**What you have to do:**
Copy out all lines carrying the word "verified".

======== The records ========

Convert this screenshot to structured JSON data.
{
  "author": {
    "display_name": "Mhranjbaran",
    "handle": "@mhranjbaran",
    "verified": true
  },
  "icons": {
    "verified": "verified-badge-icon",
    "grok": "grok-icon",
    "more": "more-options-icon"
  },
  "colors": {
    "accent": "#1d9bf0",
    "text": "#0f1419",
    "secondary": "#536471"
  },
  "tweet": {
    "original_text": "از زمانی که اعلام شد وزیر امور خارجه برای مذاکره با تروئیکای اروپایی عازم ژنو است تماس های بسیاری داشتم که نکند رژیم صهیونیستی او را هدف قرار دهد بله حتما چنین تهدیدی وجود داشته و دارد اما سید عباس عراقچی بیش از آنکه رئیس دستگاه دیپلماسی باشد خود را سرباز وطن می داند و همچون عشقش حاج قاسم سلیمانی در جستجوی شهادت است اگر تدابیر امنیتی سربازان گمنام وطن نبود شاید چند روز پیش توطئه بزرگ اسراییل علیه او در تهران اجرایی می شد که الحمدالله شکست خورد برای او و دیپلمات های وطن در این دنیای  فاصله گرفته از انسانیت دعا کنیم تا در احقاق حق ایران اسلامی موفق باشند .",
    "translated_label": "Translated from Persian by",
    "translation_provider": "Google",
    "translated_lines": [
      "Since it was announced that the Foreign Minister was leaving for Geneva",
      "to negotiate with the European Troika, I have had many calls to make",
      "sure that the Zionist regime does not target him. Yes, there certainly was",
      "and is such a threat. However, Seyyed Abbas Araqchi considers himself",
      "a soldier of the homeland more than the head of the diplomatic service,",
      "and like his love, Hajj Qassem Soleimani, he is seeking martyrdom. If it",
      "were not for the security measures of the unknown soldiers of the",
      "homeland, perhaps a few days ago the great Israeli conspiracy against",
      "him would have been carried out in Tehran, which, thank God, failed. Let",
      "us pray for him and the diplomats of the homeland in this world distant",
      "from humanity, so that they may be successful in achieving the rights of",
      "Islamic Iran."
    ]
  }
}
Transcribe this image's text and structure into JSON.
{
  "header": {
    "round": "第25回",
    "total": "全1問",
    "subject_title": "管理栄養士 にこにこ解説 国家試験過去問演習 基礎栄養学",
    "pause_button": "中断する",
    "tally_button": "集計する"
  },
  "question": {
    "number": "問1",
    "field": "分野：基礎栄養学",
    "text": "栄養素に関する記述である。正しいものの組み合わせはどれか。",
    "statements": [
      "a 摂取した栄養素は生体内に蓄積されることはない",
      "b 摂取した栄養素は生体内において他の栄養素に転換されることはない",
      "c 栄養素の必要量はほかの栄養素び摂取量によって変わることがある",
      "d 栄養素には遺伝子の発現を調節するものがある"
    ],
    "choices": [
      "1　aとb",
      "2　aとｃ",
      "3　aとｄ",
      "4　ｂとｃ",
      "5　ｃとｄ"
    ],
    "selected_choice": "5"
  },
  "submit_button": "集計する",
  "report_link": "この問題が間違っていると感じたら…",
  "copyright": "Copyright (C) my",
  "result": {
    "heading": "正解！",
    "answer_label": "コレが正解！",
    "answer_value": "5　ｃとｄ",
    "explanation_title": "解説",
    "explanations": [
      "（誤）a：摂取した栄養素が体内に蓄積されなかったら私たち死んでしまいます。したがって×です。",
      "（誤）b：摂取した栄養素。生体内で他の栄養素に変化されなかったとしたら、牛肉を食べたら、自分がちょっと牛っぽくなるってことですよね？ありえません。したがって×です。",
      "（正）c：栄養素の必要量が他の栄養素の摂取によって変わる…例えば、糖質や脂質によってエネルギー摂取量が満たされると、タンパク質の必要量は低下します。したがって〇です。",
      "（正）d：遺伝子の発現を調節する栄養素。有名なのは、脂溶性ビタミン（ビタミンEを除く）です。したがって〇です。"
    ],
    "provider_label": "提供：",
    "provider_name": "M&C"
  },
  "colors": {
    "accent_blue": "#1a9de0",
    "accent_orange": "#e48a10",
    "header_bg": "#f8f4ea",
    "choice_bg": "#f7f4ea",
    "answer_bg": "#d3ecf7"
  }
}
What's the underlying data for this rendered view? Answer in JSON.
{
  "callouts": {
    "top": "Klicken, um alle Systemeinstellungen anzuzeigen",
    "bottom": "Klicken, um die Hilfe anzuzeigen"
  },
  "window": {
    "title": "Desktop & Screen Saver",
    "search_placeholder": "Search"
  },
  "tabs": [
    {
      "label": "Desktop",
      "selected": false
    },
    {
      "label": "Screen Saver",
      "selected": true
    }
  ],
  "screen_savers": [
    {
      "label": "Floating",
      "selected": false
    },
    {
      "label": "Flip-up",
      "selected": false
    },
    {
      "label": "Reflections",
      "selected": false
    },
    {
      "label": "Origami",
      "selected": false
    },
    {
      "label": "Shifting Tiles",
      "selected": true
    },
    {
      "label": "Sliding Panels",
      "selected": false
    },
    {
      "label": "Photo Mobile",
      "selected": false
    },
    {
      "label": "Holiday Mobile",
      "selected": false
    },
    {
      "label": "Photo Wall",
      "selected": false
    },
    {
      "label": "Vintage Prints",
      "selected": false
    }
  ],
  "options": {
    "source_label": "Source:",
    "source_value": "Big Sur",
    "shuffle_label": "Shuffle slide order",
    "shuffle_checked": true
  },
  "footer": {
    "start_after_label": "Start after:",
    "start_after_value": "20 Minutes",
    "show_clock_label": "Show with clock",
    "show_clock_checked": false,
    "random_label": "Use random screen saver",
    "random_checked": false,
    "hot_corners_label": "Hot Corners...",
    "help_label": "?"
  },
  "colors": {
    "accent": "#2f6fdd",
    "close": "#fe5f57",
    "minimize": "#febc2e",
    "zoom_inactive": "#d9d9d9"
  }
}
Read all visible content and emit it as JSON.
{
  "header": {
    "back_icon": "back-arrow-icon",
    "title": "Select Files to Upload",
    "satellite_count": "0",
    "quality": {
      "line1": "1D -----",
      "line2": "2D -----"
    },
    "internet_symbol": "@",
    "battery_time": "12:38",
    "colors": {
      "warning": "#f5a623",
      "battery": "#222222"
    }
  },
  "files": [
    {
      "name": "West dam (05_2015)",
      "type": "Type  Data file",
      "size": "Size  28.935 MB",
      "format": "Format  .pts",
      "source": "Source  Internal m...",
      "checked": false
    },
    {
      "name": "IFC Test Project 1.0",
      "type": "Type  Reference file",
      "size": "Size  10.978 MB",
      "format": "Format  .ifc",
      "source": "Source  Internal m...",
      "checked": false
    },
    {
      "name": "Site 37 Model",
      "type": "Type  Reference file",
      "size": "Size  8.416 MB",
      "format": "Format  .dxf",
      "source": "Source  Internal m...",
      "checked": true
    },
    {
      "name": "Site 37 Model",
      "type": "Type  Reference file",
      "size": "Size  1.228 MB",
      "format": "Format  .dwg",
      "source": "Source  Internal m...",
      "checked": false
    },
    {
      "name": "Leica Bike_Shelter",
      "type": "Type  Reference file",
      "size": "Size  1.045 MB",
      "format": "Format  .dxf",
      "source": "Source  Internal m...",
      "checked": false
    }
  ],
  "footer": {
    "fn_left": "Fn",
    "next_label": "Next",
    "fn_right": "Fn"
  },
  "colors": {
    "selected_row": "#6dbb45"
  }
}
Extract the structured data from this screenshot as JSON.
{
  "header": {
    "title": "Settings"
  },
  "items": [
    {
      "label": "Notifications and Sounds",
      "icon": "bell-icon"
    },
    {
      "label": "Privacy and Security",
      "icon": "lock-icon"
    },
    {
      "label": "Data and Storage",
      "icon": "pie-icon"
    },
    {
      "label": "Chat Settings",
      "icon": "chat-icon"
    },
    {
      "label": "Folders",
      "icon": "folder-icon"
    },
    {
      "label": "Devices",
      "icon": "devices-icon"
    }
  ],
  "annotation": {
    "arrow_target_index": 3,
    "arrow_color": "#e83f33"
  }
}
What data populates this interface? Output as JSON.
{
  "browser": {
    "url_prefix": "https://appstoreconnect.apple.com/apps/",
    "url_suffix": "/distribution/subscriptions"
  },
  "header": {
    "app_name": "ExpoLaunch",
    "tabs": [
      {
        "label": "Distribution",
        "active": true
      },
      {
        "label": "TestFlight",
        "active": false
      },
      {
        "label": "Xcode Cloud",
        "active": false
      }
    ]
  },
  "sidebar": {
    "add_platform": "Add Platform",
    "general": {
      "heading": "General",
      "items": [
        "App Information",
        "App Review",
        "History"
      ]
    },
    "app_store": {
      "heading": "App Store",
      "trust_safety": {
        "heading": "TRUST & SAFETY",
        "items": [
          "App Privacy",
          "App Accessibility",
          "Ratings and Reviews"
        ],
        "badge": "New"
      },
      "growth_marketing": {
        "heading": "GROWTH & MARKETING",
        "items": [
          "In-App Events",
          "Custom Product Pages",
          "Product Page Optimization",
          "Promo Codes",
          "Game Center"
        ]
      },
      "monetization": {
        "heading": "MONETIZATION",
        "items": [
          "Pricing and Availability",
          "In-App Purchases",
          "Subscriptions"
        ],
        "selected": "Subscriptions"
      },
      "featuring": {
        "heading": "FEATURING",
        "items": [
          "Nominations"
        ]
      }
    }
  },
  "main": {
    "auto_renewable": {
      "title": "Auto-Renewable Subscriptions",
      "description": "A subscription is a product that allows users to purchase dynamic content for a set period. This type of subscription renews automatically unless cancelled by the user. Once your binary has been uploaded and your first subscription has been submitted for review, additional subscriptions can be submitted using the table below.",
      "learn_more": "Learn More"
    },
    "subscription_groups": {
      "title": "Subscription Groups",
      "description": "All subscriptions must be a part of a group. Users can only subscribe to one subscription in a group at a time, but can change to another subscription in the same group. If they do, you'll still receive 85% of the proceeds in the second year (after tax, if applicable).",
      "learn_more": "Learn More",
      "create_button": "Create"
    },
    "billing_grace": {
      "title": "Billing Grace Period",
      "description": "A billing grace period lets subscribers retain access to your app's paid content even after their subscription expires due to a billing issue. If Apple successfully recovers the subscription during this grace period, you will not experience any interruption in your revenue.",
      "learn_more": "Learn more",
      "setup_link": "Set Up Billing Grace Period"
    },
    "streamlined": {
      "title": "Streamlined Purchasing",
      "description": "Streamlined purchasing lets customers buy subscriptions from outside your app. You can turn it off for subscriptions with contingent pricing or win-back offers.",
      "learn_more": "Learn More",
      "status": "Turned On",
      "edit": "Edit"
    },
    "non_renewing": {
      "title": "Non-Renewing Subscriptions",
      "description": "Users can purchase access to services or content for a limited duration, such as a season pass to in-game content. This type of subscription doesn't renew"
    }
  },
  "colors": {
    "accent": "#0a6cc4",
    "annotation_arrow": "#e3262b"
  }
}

========

**Expected answer:**
    "verified": true
    "verified": "verified-badge-icon",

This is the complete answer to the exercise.